**Given task**. All of the data that follows should be retyped exactly, please, except the pictures.

[Start of Dataset extract]

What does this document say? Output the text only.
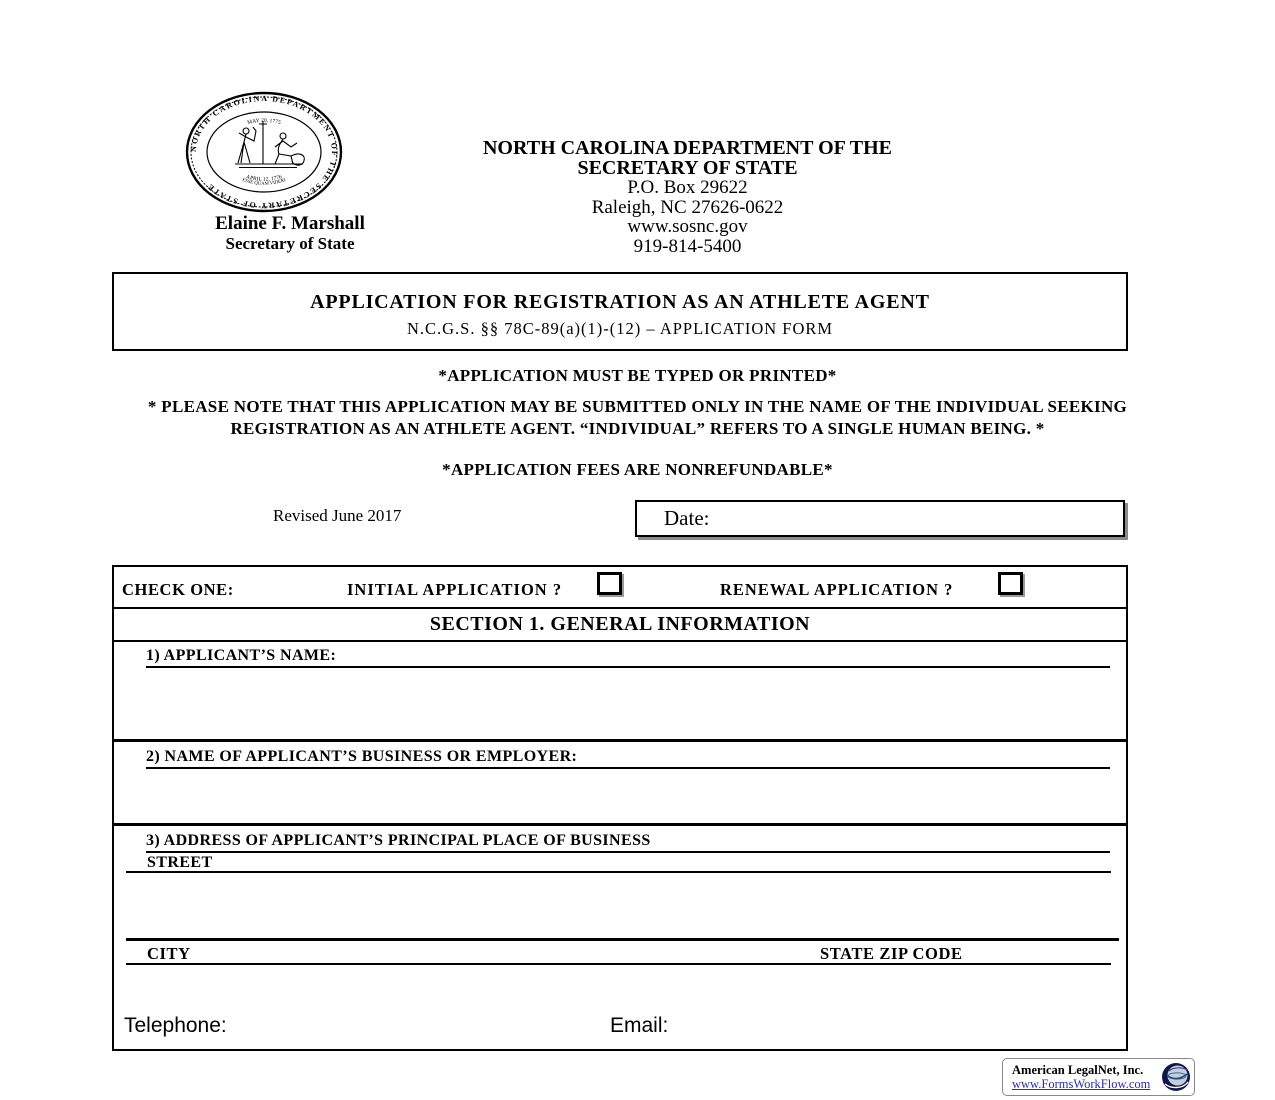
NORTH CAROLINA DEPARTMENT OF THE SECRETARY OF STATE
MAY 20, 1775
APRIL 12, 1776
ESSE QUAM VIDERI
Elaine F. Marshall
Secretary of State
NORTH CAROLINA DEPARTMENT OF THE
SECRETARY OF STATE
P.O. Box 29622
Raleigh, NC 27626-0622
www.sosnc.gov
919-814-5400
APPLICATION FOR REGISTRATION AS AN ATHLETE AGENT
N.C.G.S. §§ 78C-89(a)(1)-(12) – APPLICATION FORM
*APPLICATION MUST BE TYPED OR PRINTED*
* PLEASE NOTE THAT THIS APPLICATION MAY BE SUBMITTED ONLY IN THE NAME OF THE INDIVIDUAL SEEKING REGISTRATION AS AN ATHLETE AGENT. “INDIVIDUAL” REFERS TO A SINGLE HUMAN BEING. *
*APPLICATION FEES ARE NONREFUNDABLE*
Revised June 2017	Date:
CHECK ONE:	INITIAL APPLICATION ?	RENEWAL APPLICATION ?
SECTION 1. GENERAL INFORMATION
1) APPLICANT’S NAME:
2) NAME OF APPLICANT’S BUSINESS OR EMPLOYER:
3) ADDRESS OF APPLICANT’S PRINCIPAL PLACE OF BUSINESS
STREET
CITY	STATE ZIP CODE
Telephone:	Email:
American LegalNet, Inc.
www.FormsWorkFlow.com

[End of Dataset extract]

**Result of the exercise**.
What does this document say? Output the text only.
NORTH CAROLINA DEPARTMENT OF THE SECRETARY OF STATE
MAY 20, 1775
APRIL 12, 1776
ESSE QUAM VIDERI
Elaine F. Marshall
Secretary of State
NORTH CAROLINA DEPARTMENT OF THE
SECRETARY OF STATE
P.O. Box 29622
Raleigh, NC 27626-0622
www.sosnc.gov
919-814-5400
APPLICATION FOR REGISTRATION AS AN ATHLETE AGENT
N.C.G.S. §§ 78C-89(a)(1)-(12) – APPLICATION FORM
*APPLICATION MUST BE TYPED OR PRINTED*
* PLEASE NOTE THAT THIS APPLICATION MAY BE SUBMITTED ONLY IN THE NAME OF THE INDIVIDUAL SEEKING REGISTRATION AS AN ATHLETE AGENT. “INDIVIDUAL” REFERS TO A SINGLE HUMAN BEING. *
*APPLICATION FEES ARE NONREFUNDABLE*
Revised June 2017	Date:
CHECK ONE:	INITIAL APPLICATION ?	RENEWAL APPLICATION ?
SECTION 1. GENERAL INFORMATION
1) APPLICANT’S NAME:
2) NAME OF APPLICANT’S BUSINESS OR EMPLOYER:
3) ADDRESS OF APPLICANT’S PRINCIPAL PLACE OF BUSINESS
STREET
CITY	STATE ZIP CODE
Telephone:	Email:
American LegalNet, Inc.
www.FormsWorkFlow.com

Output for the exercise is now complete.